[Dataset excerpts]
*-*-*

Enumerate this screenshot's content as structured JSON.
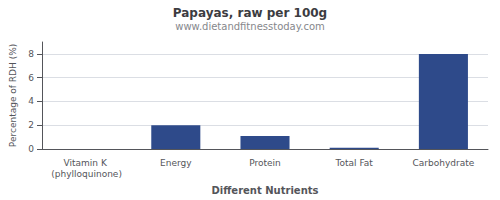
{
  "chart_data": {
    "type": "bar",
    "title": "Papayas, raw per 100g",
    "subtitle": "www.dietandfitnesstoday.com",
    "xlabel": "Different Nutrients",
    "ylabel": "Percentage of RDH (%)",
    "categories": [
      "Vitamin K (phylloquinone)",
      "Energy",
      "Protein",
      "Total Fat",
      "Carbohydrate"
    ],
    "values": [
      0.0,
      2.0,
      1.1,
      0.1,
      8.0
    ],
    "color": "#2e4a8a",
    "ylim": [
      0,
      9
    ],
    "yticks": [
      0,
      2,
      4,
      6,
      8
    ],
    "grid": true
  }
}
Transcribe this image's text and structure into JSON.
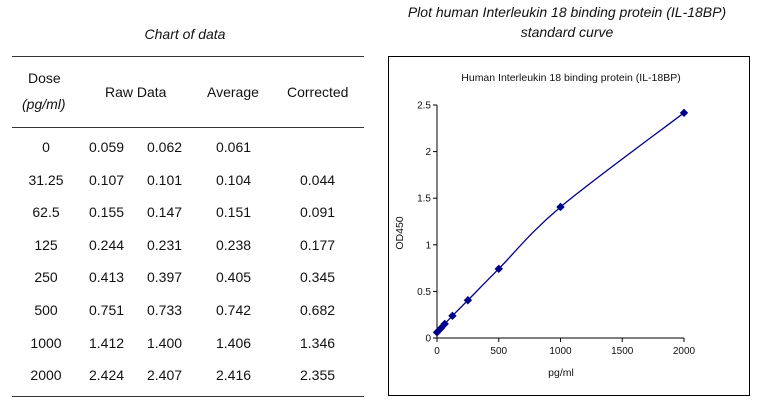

*-*-*

ASSIGNMENT:
Every entry should be written out word for word, except for its pictures.

ANSWER TO THIS EXERCISE:
Enumerate this screenshot's content as structured JSON.
{
  "chart_data": {
    "type": "bar",
    "title": "Papayas, raw per 100g",
    "subtitle": "www.dietandfitnesstoday.com",
    "xlabel": "Different Nutrients",
    "ylabel": "Percentage of RDH (%)",
    "categories": [
      "Vitamin K (phylloquinone)",
      "Energy",
      "Protein",
      "Total Fat",
      "Carbohydrate"
    ],
    "values": [
      0.0,
      2.0,
      1.1,
      0.1,
      8.0
    ],
    "color": "#2e4a8a",
    "ylim": [
      0,
      9
    ],
    "yticks": [
      0,
      2,
      4,
      6,
      8
    ],
    "grid": true
  }
}
Transcribe this image's text and structure into JSON.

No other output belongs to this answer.